* **DATA**:

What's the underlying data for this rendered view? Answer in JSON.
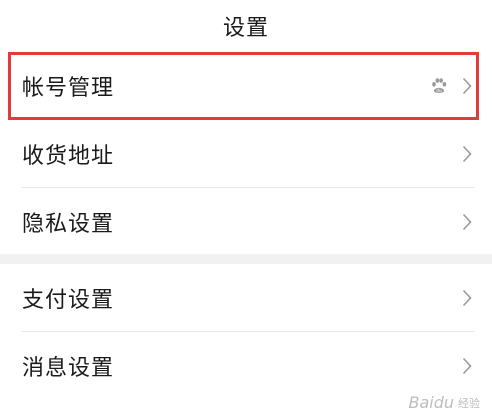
{
  "header": {
    "title": "设置"
  },
  "groups": [
    {
      "items": [
        {
          "label": "帐号管理",
          "badge_icon": "baidu-paw-icon",
          "highlighted": true
        },
        {
          "label": "收货地址"
        },
        {
          "label": "隐私设置"
        }
      ]
    },
    {
      "items": [
        {
          "label": "支付设置"
        },
        {
          "label": "消息设置"
        }
      ]
    }
  ],
  "colors": {
    "highlight_border": "#e23b3b",
    "chevron": "#9a9a9a",
    "divider": "#e8e8e8",
    "section_gap": "#f1f1f1"
  },
  "watermark": {
    "brand": "Baidu",
    "sub": "经验"
  }
}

* **SET EXERCISE**: Without including the pictures, return each record above exactly as it stands.

* **WRITTEN RESPONSE**:
What's the underlying data for this rendered view? Answer in JSON.
{
  "header": {
    "title": "设置"
  },
  "groups": [
    {
      "items": [
        {
          "label": "帐号管理",
          "badge_icon": "baidu-paw-icon",
          "highlighted": true
        },
        {
          "label": "收货地址"
        },
        {
          "label": "隐私设置"
        }
      ]
    },
    {
      "items": [
        {
          "label": "支付设置"
        },
        {
          "label": "消息设置"
        }
      ]
    }
  ],
  "colors": {
    "highlight_border": "#e23b3b",
    "chevron": "#9a9a9a",
    "divider": "#e8e8e8",
    "section_gap": "#f1f1f1"
  },
  "watermark": {
    "brand": "Baidu",
    "sub": "经验"
  }
}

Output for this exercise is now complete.